- [DATA TO PROCESS]
::::::::
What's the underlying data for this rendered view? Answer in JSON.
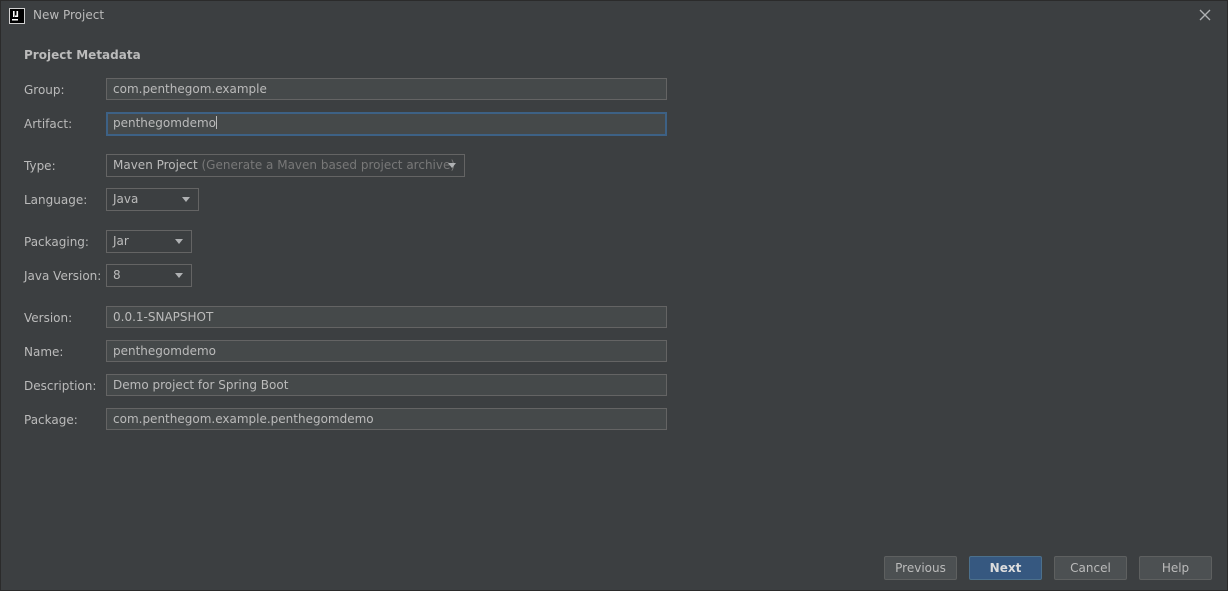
{
  "window": {
    "title": "New Project",
    "app_icon": "intellij-icon",
    "close_icon": "close-icon"
  },
  "section": {
    "title": "Project Metadata"
  },
  "fields": {
    "group": {
      "label": "Group:",
      "value": "com.penthegom.example"
    },
    "artifact": {
      "label": "Artifact:",
      "value": "penthegomdemo"
    },
    "type": {
      "label": "Type:",
      "value": "Maven Project",
      "hint": "(Generate a Maven based project archive)"
    },
    "language": {
      "label": "Language:",
      "value": "Java"
    },
    "packaging": {
      "label": "Packaging:",
      "value": "Jar"
    },
    "java_version": {
      "label": "Java Version:",
      "value": "8"
    },
    "version": {
      "label": "Version:",
      "value": "0.0.1-SNAPSHOT"
    },
    "name": {
      "label": "Name:",
      "value": "penthegomdemo"
    },
    "description": {
      "label": "Description:",
      "value": "Demo project for Spring Boot"
    },
    "package": {
      "label": "Package:",
      "value": "com.penthegom.example.penthegomdemo"
    }
  },
  "buttons": {
    "previous": "Previous",
    "next": "Next",
    "cancel": "Cancel",
    "help": "Help"
  },
  "colors": {
    "background": "#3c3f41",
    "field_background": "#45494a",
    "focus_border": "#3d6185",
    "default_button": "#365880",
    "text": "#bbbbbb"
  }
}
::::::::
Repeat the data exactly, without the pictures.

What's the underlying data for this rendered view? Answer in JSON.
{
  "window": {
    "title": "New Project",
    "app_icon": "intellij-icon",
    "close_icon": "close-icon"
  },
  "section": {
    "title": "Project Metadata"
  },
  "fields": {
    "group": {
      "label": "Group:",
      "value": "com.penthegom.example"
    },
    "artifact": {
      "label": "Artifact:",
      "value": "penthegomdemo"
    },
    "type": {
      "label": "Type:",
      "value": "Maven Project",
      "hint": "(Generate a Maven based project archive)"
    },
    "language": {
      "label": "Language:",
      "value": "Java"
    },
    "packaging": {
      "label": "Packaging:",
      "value": "Jar"
    },
    "java_version": {
      "label": "Java Version:",
      "value": "8"
    },
    "version": {
      "label": "Version:",
      "value": "0.0.1-SNAPSHOT"
    },
    "name": {
      "label": "Name:",
      "value": "penthegomdemo"
    },
    "description": {
      "label": "Description:",
      "value": "Demo project for Spring Boot"
    },
    "package": {
      "label": "Package:",
      "value": "com.penthegom.example.penthegomdemo"
    }
  },
  "buttons": {
    "previous": "Previous",
    "next": "Next",
    "cancel": "Cancel",
    "help": "Help"
  },
  "colors": {
    "background": "#3c3f41",
    "field_background": "#45494a",
    "focus_border": "#3d6185",
    "default_button": "#365880",
    "text": "#bbbbbb"
  }
}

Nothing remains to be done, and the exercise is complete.